What to do: Output each entry exactly; skip nothing.

Extracted data entries:
** BEGIN **
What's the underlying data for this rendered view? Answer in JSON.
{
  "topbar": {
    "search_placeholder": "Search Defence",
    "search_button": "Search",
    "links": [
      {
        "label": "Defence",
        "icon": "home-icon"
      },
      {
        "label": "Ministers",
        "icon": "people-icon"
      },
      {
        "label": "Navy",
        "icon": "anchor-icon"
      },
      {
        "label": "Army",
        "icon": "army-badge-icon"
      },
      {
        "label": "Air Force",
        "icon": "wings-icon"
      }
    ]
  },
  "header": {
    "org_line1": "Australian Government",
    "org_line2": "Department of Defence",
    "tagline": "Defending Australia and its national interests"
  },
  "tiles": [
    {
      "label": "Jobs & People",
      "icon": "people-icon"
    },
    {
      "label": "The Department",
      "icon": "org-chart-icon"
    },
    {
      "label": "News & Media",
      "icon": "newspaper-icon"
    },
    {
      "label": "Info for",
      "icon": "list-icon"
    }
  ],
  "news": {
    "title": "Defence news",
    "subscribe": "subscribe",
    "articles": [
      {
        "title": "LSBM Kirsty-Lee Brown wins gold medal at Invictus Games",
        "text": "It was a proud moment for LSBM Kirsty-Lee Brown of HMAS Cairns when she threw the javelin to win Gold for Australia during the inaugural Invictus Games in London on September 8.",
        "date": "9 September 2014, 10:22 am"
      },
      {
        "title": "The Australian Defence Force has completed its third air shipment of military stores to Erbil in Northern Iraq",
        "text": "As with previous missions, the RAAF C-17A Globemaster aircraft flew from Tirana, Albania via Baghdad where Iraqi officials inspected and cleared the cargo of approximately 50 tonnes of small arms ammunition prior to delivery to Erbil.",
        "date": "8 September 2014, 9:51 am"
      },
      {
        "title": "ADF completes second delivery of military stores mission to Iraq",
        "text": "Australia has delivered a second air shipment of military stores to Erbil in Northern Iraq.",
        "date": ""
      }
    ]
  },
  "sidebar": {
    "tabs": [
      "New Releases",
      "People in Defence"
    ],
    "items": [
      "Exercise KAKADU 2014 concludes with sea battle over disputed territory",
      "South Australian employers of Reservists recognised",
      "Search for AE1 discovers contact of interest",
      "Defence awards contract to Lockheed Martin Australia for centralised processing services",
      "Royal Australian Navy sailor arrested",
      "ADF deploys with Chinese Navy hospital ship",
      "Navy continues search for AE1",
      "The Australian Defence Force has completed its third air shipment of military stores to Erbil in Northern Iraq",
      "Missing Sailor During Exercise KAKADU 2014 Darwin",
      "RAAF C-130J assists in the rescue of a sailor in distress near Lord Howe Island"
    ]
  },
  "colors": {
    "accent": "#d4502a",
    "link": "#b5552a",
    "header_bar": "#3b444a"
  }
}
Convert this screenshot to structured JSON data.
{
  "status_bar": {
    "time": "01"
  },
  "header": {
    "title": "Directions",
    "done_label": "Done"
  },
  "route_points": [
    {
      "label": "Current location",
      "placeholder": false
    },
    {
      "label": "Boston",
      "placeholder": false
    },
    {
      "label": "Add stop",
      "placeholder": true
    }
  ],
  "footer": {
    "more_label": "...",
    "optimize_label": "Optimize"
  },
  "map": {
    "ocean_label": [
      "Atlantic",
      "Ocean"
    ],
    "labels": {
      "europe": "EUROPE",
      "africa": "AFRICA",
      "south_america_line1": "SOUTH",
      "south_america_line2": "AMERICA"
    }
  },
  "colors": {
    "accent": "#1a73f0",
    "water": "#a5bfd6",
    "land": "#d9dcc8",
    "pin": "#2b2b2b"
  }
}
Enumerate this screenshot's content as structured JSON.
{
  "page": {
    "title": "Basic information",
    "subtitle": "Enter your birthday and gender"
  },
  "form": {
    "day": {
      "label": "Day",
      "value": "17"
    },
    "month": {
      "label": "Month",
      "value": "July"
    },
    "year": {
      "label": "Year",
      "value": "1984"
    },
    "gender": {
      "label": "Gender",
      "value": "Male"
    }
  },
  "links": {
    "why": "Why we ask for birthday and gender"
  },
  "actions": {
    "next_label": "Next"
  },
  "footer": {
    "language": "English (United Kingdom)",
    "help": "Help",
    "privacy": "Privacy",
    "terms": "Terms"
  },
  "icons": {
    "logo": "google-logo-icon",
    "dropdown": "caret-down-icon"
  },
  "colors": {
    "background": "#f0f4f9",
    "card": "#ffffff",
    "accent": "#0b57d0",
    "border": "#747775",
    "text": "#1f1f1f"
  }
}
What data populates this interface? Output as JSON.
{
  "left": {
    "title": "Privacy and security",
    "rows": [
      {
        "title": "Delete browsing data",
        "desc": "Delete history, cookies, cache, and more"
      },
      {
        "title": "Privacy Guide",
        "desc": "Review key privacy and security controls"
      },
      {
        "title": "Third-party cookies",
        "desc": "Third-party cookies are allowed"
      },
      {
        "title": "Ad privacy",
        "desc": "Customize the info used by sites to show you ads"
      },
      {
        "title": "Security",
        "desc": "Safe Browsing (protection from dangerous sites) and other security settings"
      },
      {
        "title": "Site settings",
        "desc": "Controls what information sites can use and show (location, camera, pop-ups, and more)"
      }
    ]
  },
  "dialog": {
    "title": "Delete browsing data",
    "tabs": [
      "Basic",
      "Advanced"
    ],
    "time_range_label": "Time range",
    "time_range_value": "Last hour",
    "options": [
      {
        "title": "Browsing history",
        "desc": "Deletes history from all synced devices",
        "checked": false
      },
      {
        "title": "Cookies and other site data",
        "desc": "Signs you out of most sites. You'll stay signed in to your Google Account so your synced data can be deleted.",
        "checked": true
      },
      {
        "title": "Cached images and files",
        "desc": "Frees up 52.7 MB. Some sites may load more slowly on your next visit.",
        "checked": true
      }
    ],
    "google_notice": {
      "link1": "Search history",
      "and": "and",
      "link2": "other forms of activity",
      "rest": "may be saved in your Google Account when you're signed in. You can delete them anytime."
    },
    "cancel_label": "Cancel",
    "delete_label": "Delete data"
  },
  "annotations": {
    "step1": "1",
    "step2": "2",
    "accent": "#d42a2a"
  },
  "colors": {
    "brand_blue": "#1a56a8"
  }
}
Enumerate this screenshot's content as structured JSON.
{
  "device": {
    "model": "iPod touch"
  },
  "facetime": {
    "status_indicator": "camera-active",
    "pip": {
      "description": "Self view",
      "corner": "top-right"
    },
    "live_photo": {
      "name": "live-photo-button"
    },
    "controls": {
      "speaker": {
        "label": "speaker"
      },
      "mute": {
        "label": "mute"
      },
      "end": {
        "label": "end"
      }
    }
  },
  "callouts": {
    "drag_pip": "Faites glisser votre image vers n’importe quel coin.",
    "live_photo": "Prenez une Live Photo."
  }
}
** END **
Response to the exercise:
What's the underlying data for this rendered view? Answer in JSON.
{
  "topbar": {
    "search_placeholder": "Search Defence",
    "search_button": "Search",
    "links": [
      {
        "label": "Defence",
        "icon": "home-icon"
      },
      {
        "label": "Ministers",
        "icon": "people-icon"
      },
      {
        "label": "Navy",
        "icon": "anchor-icon"
      },
      {
        "label": "Army",
        "icon": "army-badge-icon"
      },
      {
        "label": "Air Force",
        "icon": "wings-icon"
      }
    ]
  },
  "header": {
    "org_line1": "Australian Government",
    "org_line2": "Department of Defence",
    "tagline": "Defending Australia and its national interests"
  },
  "tiles": [
    {
      "label": "Jobs & People",
      "icon": "people-icon"
    },
    {
      "label": "The Department",
      "icon": "org-chart-icon"
    },
    {
      "label": "News & Media",
      "icon": "newspaper-icon"
    },
    {
      "label": "Info for",
      "icon": "list-icon"
    }
  ],
  "news": {
    "title": "Defence news",
    "subscribe": "subscribe",
    "articles": [
      {
        "title": "LSBM Kirsty-Lee Brown wins gold medal at Invictus Games",
        "text": "It was a proud moment for LSBM Kirsty-Lee Brown of HMAS Cairns when she threw the javelin to win Gold for Australia during the inaugural Invictus Games in London on September 8.",
        "date": "9 September 2014, 10:22 am"
      },
      {
        "title": "The Australian Defence Force has completed its third air shipment of military stores to Erbil in Northern Iraq",
        "text": "As with previous missions, the RAAF C-17A Globemaster aircraft flew from Tirana, Albania via Baghdad where Iraqi officials inspected and cleared the cargo of approximately 50 tonnes of small arms ammunition prior to delivery to Erbil.",
        "date": "8 September 2014, 9:51 am"
      },
      {
        "title": "ADF completes second delivery of military stores mission to Iraq",
        "text": "Australia has delivered a second air shipment of military stores to Erbil in Northern Iraq.",
        "date": ""
      }
    ]
  },
  "sidebar": {
    "tabs": [
      "New Releases",
      "People in Defence"
    ],
    "items": [
      "Exercise KAKADU 2014 concludes with sea battle over disputed territory",
      "South Australian employers of Reservists recognised",
      "Search for AE1 discovers contact of interest",
      "Defence awards contract to Lockheed Martin Australia for centralised processing services",
      "Royal Australian Navy sailor arrested",
      "ADF deploys with Chinese Navy hospital ship",
      "Navy continues search for AE1",
      "The Australian Defence Force has completed its third air shipment of military stores to Erbil in Northern Iraq",
      "Missing Sailor During Exercise KAKADU 2014 Darwin",
      "RAAF C-130J assists in the rescue of a sailor in distress near Lord Howe Island"
    ]
  },
  "colors": {
    "accent": "#d4502a",
    "link": "#b5552a",
    "header_bar": "#3b444a"
  }
}
Convert this screenshot to structured JSON data.
{
  "status_bar": {
    "time": "01"
  },
  "header": {
    "title": "Directions",
    "done_label": "Done"
  },
  "route_points": [
    {
      "label": "Current location",
      "placeholder": false
    },
    {
      "label": "Boston",
      "placeholder": false
    },
    {
      "label": "Add stop",
      "placeholder": true
    }
  ],
  "footer": {
    "more_label": "...",
    "optimize_label": "Optimize"
  },
  "map": {
    "ocean_label": [
      "Atlantic",
      "Ocean"
    ],
    "labels": {
      "europe": "EUROPE",
      "africa": "AFRICA",
      "south_america_line1": "SOUTH",
      "south_america_line2": "AMERICA"
    }
  },
  "colors": {
    "accent": "#1a73f0",
    "water": "#a5bfd6",
    "land": "#d9dcc8",
    "pin": "#2b2b2b"
  }
}
Enumerate this screenshot's content as structured JSON.
{
  "page": {
    "title": "Basic information",
    "subtitle": "Enter your birthday and gender"
  },
  "form": {
    "day": {
      "label": "Day",
      "value": "17"
    },
    "month": {
      "label": "Month",
      "value": "July"
    },
    "year": {
      "label": "Year",
      "value": "1984"
    },
    "gender": {
      "label": "Gender",
      "value": "Male"
    }
  },
  "links": {
    "why": "Why we ask for birthday and gender"
  },
  "actions": {
    "next_label": "Next"
  },
  "footer": {
    "language": "English (United Kingdom)",
    "help": "Help",
    "privacy": "Privacy",
    "terms": "Terms"
  },
  "icons": {
    "logo": "google-logo-icon",
    "dropdown": "caret-down-icon"
  },
  "colors": {
    "background": "#f0f4f9",
    "card": "#ffffff",
    "accent": "#0b57d0",
    "border": "#747775",
    "text": "#1f1f1f"
  }
}
What data populates this interface? Output as JSON.
{
  "left": {
    "title": "Privacy and security",
    "rows": [
      {
        "title": "Delete browsing data",
        "desc": "Delete history, cookies, cache, and more"
      },
      {
        "title": "Privacy Guide",
        "desc": "Review key privacy and security controls"
      },
      {
        "title": "Third-party cookies",
        "desc": "Third-party cookies are allowed"
      },
      {
        "title": "Ad privacy",
        "desc": "Customize the info used by sites to show you ads"
      },
      {
        "title": "Security",
        "desc": "Safe Browsing (protection from dangerous sites) and other security settings"
      },
      {
        "title": "Site settings",
        "desc": "Controls what information sites can use and show (location, camera, pop-ups, and more)"
      }
    ]
  },
  "dialog": {
    "title": "Delete browsing data",
    "tabs": [
      "Basic",
      "Advanced"
    ],
    "time_range_label": "Time range",
    "time_range_value": "Last hour",
    "options": [
      {
        "title": "Browsing history",
        "desc": "Deletes history from all synced devices",
        "checked": false
      },
      {
        "title": "Cookies and other site data",
        "desc": "Signs you out of most sites. You'll stay signed in to your Google Account so your synced data can be deleted.",
        "checked": true
      },
      {
        "title": "Cached images and files",
        "desc": "Frees up 52.7 MB. Some sites may load more slowly on your next visit.",
        "checked": true
      }
    ],
    "google_notice": {
      "link1": "Search history",
      "and": "and",
      "link2": "other forms of activity",
      "rest": "may be saved in your Google Account when you're signed in. You can delete them anytime."
    },
    "cancel_label": "Cancel",
    "delete_label": "Delete data"
  },
  "annotations": {
    "step1": "1",
    "step2": "2",
    "accent": "#d42a2a"
  },
  "colors": {
    "brand_blue": "#1a56a8"
  }
}
Enumerate this screenshot's content as structured JSON.
{
  "device": {
    "model": "iPod touch"
  },
  "facetime": {
    "status_indicator": "camera-active",
    "pip": {
      "description": "Self view",
      "corner": "top-right"
    },
    "live_photo": {
      "name": "live-photo-button"
    },
    "controls": {
      "speaker": {
        "label": "speaker"
      },
      "mute": {
        "label": "mute"
      },
      "end": {
        "label": "end"
      }
    }
  },
  "callouts": {
    "drag_pip": "Faites glisser votre image vers n’importe quel coin.",
    "live_photo": "Prenez une Live Photo."
  }
}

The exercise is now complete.